Stated problem:
Could every line of the data be printed exactly as it reads?

━━━━━━

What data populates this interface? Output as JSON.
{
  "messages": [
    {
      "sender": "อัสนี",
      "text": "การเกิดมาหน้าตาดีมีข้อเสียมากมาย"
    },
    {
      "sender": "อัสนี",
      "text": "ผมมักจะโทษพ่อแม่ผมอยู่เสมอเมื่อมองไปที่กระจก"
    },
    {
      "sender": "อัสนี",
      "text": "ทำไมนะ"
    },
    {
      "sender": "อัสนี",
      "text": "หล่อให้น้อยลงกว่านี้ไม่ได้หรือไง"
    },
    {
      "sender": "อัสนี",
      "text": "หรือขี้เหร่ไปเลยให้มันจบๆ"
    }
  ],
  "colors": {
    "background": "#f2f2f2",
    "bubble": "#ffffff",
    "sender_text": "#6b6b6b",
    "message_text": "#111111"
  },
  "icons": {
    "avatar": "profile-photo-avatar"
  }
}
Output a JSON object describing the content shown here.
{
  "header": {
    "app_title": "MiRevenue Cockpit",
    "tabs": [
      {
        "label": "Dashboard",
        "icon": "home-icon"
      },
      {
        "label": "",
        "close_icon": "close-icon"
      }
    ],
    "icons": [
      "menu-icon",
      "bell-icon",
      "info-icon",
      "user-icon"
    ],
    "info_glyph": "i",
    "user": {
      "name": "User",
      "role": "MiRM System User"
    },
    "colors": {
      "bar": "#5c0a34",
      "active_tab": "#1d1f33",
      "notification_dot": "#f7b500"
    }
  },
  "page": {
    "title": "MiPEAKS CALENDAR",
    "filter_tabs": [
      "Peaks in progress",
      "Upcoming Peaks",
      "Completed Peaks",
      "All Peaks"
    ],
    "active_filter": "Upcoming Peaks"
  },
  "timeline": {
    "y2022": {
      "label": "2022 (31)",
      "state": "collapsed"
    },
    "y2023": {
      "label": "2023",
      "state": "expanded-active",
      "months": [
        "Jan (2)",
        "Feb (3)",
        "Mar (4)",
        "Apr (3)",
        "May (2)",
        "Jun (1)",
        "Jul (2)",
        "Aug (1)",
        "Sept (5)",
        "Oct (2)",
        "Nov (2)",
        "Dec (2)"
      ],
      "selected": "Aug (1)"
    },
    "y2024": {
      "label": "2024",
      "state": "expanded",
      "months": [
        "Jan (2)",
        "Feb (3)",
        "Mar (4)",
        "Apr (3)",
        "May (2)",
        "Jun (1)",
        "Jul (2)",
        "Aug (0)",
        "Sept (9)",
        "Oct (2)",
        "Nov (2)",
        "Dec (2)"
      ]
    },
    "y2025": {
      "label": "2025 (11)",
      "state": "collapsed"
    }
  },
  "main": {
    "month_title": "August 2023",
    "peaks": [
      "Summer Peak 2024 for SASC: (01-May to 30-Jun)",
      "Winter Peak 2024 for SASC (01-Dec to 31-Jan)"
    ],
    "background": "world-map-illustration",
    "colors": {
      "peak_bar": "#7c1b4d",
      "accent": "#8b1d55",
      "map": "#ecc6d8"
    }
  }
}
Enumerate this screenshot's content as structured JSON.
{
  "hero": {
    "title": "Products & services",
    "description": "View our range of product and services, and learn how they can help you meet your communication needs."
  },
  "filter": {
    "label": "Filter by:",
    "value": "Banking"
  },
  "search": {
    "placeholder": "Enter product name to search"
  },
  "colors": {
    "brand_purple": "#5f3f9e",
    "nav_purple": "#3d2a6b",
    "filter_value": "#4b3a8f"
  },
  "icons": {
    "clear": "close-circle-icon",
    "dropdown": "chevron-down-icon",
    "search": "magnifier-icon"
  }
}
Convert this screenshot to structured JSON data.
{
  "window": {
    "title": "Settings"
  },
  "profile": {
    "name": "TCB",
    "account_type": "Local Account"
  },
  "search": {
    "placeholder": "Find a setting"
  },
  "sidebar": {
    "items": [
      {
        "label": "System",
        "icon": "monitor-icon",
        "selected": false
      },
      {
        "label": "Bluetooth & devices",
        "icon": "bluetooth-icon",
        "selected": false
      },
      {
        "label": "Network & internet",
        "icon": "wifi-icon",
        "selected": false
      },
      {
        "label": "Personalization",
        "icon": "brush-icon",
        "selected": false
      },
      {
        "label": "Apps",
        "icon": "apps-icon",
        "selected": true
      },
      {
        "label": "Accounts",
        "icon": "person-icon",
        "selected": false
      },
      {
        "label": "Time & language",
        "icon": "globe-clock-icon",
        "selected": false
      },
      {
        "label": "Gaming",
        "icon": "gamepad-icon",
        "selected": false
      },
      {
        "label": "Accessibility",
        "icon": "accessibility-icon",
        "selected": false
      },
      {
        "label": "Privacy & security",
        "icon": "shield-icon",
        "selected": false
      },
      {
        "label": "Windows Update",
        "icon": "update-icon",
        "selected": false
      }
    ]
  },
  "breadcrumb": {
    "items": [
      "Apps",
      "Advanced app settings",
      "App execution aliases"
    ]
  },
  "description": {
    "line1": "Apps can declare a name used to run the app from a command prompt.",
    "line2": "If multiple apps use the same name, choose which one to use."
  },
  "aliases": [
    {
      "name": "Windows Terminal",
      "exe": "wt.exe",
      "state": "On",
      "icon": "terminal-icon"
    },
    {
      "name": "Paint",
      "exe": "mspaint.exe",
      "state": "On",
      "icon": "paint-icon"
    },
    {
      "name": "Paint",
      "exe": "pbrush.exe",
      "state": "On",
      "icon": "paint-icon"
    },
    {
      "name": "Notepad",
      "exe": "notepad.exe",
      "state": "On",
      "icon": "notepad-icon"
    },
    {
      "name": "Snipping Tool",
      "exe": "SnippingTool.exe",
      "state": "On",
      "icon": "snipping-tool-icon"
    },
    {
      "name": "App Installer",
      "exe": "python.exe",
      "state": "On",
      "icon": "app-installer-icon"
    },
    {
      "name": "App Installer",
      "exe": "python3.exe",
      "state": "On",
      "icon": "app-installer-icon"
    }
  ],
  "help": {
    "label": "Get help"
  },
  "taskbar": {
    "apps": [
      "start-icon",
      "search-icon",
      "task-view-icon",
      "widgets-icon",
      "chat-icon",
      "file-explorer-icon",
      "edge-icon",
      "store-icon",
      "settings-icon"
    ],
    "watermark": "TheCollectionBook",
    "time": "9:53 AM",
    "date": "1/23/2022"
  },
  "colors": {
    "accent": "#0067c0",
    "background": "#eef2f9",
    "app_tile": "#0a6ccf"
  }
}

━━━━━━

Result:
What data populates this interface? Output as JSON.
{
  "messages": [
    {
      "sender": "อัสนี",
      "text": "การเกิดมาหน้าตาดีมีข้อเสียมากมาย"
    },
    {
      "sender": "อัสนี",
      "text": "ผมมักจะโทษพ่อแม่ผมอยู่เสมอเมื่อมองไปที่กระจก"
    },
    {
      "sender": "อัสนี",
      "text": "ทำไมนะ"
    },
    {
      "sender": "อัสนี",
      "text": "หล่อให้น้อยลงกว่านี้ไม่ได้หรือไง"
    },
    {
      "sender": "อัสนี",
      "text": "หรือขี้เหร่ไปเลยให้มันจบๆ"
    }
  ],
  "colors": {
    "background": "#f2f2f2",
    "bubble": "#ffffff",
    "sender_text": "#6b6b6b",
    "message_text": "#111111"
  },
  "icons": {
    "avatar": "profile-photo-avatar"
  }
}
Output a JSON object describing the content shown here.
{
  "header": {
    "app_title": "MiRevenue Cockpit",
    "tabs": [
      {
        "label": "Dashboard",
        "icon": "home-icon"
      },
      {
        "label": "",
        "close_icon": "close-icon"
      }
    ],
    "icons": [
      "menu-icon",
      "bell-icon",
      "info-icon",
      "user-icon"
    ],
    "info_glyph": "i",
    "user": {
      "name": "User",
      "role": "MiRM System User"
    },
    "colors": {
      "bar": "#5c0a34",
      "active_tab": "#1d1f33",
      "notification_dot": "#f7b500"
    }
  },
  "page": {
    "title": "MiPEAKS CALENDAR",
    "filter_tabs": [
      "Peaks in progress",
      "Upcoming Peaks",
      "Completed Peaks",
      "All Peaks"
    ],
    "active_filter": "Upcoming Peaks"
  },
  "timeline": {
    "y2022": {
      "label": "2022 (31)",
      "state": "collapsed"
    },
    "y2023": {
      "label": "2023",
      "state": "expanded-active",
      "months": [
        "Jan (2)",
        "Feb (3)",
        "Mar (4)",
        "Apr (3)",
        "May (2)",
        "Jun (1)",
        "Jul (2)",
        "Aug (1)",
        "Sept (5)",
        "Oct (2)",
        "Nov (2)",
        "Dec (2)"
      ],
      "selected": "Aug (1)"
    },
    "y2024": {
      "label": "2024",
      "state": "expanded",
      "months": [
        "Jan (2)",
        "Feb (3)",
        "Mar (4)",
        "Apr (3)",
        "May (2)",
        "Jun (1)",
        "Jul (2)",
        "Aug (0)",
        "Sept (9)",
        "Oct (2)",
        "Nov (2)",
        "Dec (2)"
      ]
    },
    "y2025": {
      "label": "2025 (11)",
      "state": "collapsed"
    }
  },
  "main": {
    "month_title": "August 2023",
    "peaks": [
      "Summer Peak 2024 for SASC: (01-May to 30-Jun)",
      "Winter Peak 2024 for SASC (01-Dec to 31-Jan)"
    ],
    "background": "world-map-illustration",
    "colors": {
      "peak_bar": "#7c1b4d",
      "accent": "#8b1d55",
      "map": "#ecc6d8"
    }
  }
}
Enumerate this screenshot's content as structured JSON.
{
  "hero": {
    "title": "Products & services",
    "description": "View our range of product and services, and learn how they can help you meet your communication needs."
  },
  "filter": {
    "label": "Filter by:",
    "value": "Banking"
  },
  "search": {
    "placeholder": "Enter product name to search"
  },
  "colors": {
    "brand_purple": "#5f3f9e",
    "nav_purple": "#3d2a6b",
    "filter_value": "#4b3a8f"
  },
  "icons": {
    "clear": "close-circle-icon",
    "dropdown": "chevron-down-icon",
    "search": "magnifier-icon"
  }
}
Convert this screenshot to structured JSON data.
{
  "window": {
    "title": "Settings"
  },
  "profile": {
    "name": "TCB",
    "account_type": "Local Account"
  },
  "search": {
    "placeholder": "Find a setting"
  },
  "sidebar": {
    "items": [
      {
        "label": "System",
        "icon": "monitor-icon",
        "selected": false
      },
      {
        "label": "Bluetooth & devices",
        "icon": "bluetooth-icon",
        "selected": false
      },
      {
        "label": "Network & internet",
        "icon": "wifi-icon",
        "selected": false
      },
      {
        "label": "Personalization",
        "icon": "brush-icon",
        "selected": false
      },
      {
        "label": "Apps",
        "icon": "apps-icon",
        "selected": true
      },
      {
        "label": "Accounts",
        "icon": "person-icon",
        "selected": false
      },
      {
        "label": "Time & language",
        "icon": "globe-clock-icon",
        "selected": false
      },
      {
        "label": "Gaming",
        "icon": "gamepad-icon",
        "selected": false
      },
      {
        "label": "Accessibility",
        "icon": "accessibility-icon",
        "selected": false
      },
      {
        "label": "Privacy & security",
        "icon": "shield-icon",
        "selected": false
      },
      {
        "label": "Windows Update",
        "icon": "update-icon",
        "selected": false
      }
    ]
  },
  "breadcrumb": {
    "items": [
      "Apps",
      "Advanced app settings",
      "App execution aliases"
    ]
  },
  "description": {
    "line1": "Apps can declare a name used to run the app from a command prompt.",
    "line2": "If multiple apps use the same name, choose which one to use."
  },
  "aliases": [
    {
      "name": "Windows Terminal",
      "exe": "wt.exe",
      "state": "On",
      "icon": "terminal-icon"
    },
    {
      "name": "Paint",
      "exe": "mspaint.exe",
      "state": "On",
      "icon": "paint-icon"
    },
    {
      "name": "Paint",
      "exe": "pbrush.exe",
      "state": "On",
      "icon": "paint-icon"
    },
    {
      "name": "Notepad",
      "exe": "notepad.exe",
      "state": "On",
      "icon": "notepad-icon"
    },
    {
      "name": "Snipping Tool",
      "exe": "SnippingTool.exe",
      "state": "On",
      "icon": "snipping-tool-icon"
    },
    {
      "name": "App Installer",
      "exe": "python.exe",
      "state": "On",
      "icon": "app-installer-icon"
    },
    {
      "name": "App Installer",
      "exe": "python3.exe",
      "state": "On",
      "icon": "app-installer-icon"
    }
  ],
  "help": {
    "label": "Get help"
  },
  "taskbar": {
    "apps": [
      "start-icon",
      "search-icon",
      "task-view-icon",
      "widgets-icon",
      "chat-icon",
      "file-explorer-icon",
      "edge-icon",
      "store-icon",
      "settings-icon"
    ],
    "watermark": "TheCollectionBook",
    "time": "9:53 AM",
    "date": "1/23/2022"
  },
  "colors": {
    "accent": "#0067c0",
    "background": "#eef2f9",
    "app_tile": "#0a6ccf"
  }
}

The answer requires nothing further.